» Required work
Take the records underneath and set them down exactly.

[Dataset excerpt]
┄┄┄┄┄┄┄┄┄┄

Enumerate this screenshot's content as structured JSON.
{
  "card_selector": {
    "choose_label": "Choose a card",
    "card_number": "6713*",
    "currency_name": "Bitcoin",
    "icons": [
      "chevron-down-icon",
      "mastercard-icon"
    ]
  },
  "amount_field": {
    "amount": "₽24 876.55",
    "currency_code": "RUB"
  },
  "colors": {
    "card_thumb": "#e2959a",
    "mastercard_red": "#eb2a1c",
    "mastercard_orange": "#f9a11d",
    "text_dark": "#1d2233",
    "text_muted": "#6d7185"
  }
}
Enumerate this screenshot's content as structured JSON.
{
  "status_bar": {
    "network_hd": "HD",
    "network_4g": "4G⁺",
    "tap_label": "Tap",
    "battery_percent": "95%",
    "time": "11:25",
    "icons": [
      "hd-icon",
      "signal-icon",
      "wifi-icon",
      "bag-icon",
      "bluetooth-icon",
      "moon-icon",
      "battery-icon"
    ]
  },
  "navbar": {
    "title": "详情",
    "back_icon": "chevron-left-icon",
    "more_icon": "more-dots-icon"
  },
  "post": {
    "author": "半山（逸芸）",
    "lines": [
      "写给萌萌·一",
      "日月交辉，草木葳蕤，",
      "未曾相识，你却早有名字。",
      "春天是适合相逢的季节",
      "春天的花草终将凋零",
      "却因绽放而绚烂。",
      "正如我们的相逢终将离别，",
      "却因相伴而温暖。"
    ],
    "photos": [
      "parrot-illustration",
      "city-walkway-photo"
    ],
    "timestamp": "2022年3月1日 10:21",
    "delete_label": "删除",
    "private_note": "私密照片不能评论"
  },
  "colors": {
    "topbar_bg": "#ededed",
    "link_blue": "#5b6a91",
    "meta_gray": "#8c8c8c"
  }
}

┄┄┄┄┄┄┄┄┄┄

» Complete output
Enumerate this screenshot's content as structured JSON.
{
  "card_selector": {
    "choose_label": "Choose a card",
    "card_number": "6713*",
    "currency_name": "Bitcoin",
    "icons": [
      "chevron-down-icon",
      "mastercard-icon"
    ]
  },
  "amount_field": {
    "amount": "₽24 876.55",
    "currency_code": "RUB"
  },
  "colors": {
    "card_thumb": "#e2959a",
    "mastercard_red": "#eb2a1c",
    "mastercard_orange": "#f9a11d",
    "text_dark": "#1d2233",
    "text_muted": "#6d7185"
  }
}
Enumerate this screenshot's content as structured JSON.
{
  "status_bar": {
    "network_hd": "HD",
    "network_4g": "4G⁺",
    "tap_label": "Tap",
    "battery_percent": "95%",
    "time": "11:25",
    "icons": [
      "hd-icon",
      "signal-icon",
      "wifi-icon",
      "bag-icon",
      "bluetooth-icon",
      "moon-icon",
      "battery-icon"
    ]
  },
  "navbar": {
    "title": "详情",
    "back_icon": "chevron-left-icon",
    "more_icon": "more-dots-icon"
  },
  "post": {
    "author": "半山（逸芸）",
    "lines": [
      "写给萌萌·一",
      "日月交辉，草木葳蕤，",
      "未曾相识，你却早有名字。",
      "春天是适合相逢的季节",
      "春天的花草终将凋零",
      "却因绽放而绚烂。",
      "正如我们的相逢终将离别，",
      "却因相伴而温暖。"
    ],
    "photos": [
      "parrot-illustration",
      "city-walkway-photo"
    ],
    "timestamp": "2022年3月1日 10:21",
    "delete_label": "删除",
    "private_note": "私密照片不能评论"
  },
  "colors": {
    "topbar_bg": "#ededed",
    "link_blue": "#5b6a91",
    "meta_gray": "#8c8c8c"
  }
}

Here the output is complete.